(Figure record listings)

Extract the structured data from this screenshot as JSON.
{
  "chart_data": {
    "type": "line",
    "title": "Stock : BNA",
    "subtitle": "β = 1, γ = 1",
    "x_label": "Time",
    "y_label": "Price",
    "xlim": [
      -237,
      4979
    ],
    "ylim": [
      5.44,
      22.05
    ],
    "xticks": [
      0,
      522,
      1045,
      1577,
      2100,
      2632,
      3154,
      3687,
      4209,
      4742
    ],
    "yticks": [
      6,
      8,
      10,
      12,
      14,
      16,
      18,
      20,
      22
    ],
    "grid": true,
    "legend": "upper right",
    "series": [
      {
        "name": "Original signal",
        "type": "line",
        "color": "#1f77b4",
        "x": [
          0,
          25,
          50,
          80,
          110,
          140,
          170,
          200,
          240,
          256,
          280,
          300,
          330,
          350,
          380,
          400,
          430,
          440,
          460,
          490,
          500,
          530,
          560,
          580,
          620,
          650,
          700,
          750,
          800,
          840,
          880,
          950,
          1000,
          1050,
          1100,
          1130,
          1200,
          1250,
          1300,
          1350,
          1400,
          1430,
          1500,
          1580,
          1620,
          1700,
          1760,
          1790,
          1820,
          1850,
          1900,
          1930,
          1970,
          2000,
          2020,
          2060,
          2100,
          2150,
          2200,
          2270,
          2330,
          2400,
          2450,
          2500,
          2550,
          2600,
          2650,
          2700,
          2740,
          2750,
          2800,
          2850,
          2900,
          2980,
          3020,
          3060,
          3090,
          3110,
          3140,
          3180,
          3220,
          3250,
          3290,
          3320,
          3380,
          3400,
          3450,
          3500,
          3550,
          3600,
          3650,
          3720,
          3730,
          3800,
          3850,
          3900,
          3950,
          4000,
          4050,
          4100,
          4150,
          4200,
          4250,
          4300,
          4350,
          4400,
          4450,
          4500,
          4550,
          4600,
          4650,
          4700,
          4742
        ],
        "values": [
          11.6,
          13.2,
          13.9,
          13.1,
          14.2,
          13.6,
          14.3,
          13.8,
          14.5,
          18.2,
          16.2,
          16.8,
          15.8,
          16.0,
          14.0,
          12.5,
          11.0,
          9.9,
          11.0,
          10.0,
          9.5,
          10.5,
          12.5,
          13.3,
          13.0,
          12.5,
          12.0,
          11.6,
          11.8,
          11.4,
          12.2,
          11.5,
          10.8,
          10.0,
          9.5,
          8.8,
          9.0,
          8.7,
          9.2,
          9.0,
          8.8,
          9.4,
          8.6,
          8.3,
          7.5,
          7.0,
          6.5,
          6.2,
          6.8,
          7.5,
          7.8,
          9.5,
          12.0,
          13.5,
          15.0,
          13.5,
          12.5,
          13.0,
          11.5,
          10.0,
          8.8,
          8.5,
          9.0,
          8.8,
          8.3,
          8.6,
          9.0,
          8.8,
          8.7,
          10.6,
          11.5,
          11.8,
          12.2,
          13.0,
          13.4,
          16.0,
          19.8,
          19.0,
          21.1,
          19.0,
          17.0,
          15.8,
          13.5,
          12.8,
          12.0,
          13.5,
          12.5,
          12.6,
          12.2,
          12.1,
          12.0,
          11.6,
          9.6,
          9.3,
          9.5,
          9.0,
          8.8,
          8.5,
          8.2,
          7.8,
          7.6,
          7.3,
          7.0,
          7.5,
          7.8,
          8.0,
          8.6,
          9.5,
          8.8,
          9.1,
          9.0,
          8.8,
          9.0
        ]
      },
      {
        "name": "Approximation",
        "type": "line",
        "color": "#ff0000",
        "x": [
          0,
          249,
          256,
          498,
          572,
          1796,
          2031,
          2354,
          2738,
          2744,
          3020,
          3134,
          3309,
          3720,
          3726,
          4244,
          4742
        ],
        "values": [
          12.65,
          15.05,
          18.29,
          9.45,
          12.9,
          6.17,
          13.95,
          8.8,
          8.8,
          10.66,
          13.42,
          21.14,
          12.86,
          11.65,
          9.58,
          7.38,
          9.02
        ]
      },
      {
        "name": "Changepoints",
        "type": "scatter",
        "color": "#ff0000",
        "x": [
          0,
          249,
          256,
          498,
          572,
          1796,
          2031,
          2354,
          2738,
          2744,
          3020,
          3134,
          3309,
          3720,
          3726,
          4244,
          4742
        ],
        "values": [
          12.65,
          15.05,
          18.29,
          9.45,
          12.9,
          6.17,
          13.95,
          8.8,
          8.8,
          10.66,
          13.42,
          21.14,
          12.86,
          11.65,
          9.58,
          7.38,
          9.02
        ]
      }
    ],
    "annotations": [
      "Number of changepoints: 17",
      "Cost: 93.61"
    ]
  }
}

---

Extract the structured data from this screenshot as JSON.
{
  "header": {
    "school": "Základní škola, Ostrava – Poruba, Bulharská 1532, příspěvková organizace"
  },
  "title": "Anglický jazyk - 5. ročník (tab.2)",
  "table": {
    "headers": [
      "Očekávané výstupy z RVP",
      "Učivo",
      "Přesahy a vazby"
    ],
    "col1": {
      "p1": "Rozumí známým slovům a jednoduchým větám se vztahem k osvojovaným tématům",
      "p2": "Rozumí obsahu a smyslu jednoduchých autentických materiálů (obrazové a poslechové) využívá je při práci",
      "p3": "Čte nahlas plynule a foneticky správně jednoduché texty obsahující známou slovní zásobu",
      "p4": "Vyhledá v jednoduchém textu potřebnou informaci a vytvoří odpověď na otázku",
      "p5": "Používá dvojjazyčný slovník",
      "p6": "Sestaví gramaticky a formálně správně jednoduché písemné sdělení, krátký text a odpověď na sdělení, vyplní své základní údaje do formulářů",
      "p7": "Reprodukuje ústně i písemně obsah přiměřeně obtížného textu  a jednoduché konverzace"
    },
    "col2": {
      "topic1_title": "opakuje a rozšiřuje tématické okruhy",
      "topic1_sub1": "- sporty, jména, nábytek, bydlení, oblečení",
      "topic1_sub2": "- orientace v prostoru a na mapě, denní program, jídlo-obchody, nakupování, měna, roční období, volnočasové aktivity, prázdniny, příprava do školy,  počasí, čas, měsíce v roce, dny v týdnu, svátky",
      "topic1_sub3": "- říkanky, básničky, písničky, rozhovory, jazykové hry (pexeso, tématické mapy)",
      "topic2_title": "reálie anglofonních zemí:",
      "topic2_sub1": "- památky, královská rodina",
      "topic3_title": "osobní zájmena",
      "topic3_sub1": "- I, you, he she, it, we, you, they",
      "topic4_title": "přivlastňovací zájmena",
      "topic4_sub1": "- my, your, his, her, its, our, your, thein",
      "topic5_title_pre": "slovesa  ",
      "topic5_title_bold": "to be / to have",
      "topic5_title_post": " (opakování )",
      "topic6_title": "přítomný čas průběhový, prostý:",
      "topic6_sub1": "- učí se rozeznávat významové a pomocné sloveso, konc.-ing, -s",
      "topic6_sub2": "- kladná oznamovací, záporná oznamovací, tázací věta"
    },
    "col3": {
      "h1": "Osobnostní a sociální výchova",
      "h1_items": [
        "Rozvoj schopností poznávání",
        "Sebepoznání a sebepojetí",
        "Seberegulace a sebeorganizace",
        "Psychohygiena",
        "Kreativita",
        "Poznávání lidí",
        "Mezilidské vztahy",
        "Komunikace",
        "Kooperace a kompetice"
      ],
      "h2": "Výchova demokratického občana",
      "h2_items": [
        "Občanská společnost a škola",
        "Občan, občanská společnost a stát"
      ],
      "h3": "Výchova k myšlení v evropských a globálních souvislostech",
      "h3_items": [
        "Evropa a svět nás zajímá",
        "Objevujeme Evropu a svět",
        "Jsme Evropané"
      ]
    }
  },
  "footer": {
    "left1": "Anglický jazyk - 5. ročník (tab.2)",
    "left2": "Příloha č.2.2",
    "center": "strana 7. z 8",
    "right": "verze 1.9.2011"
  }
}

What to work on:
Locate the lines above that hold the word "správně". Show every one of them.

Expected answer:
      "p3": "Čte nahlas plynule a foneticky správně jednoduché texty obsahující známou slovní zásobu",
      "p6": "Sestaví gramaticky a formálně správně jednoduché písemné sdělení, krátký text a odpověď na sdělení, vyplní své základní údaje do formulářů",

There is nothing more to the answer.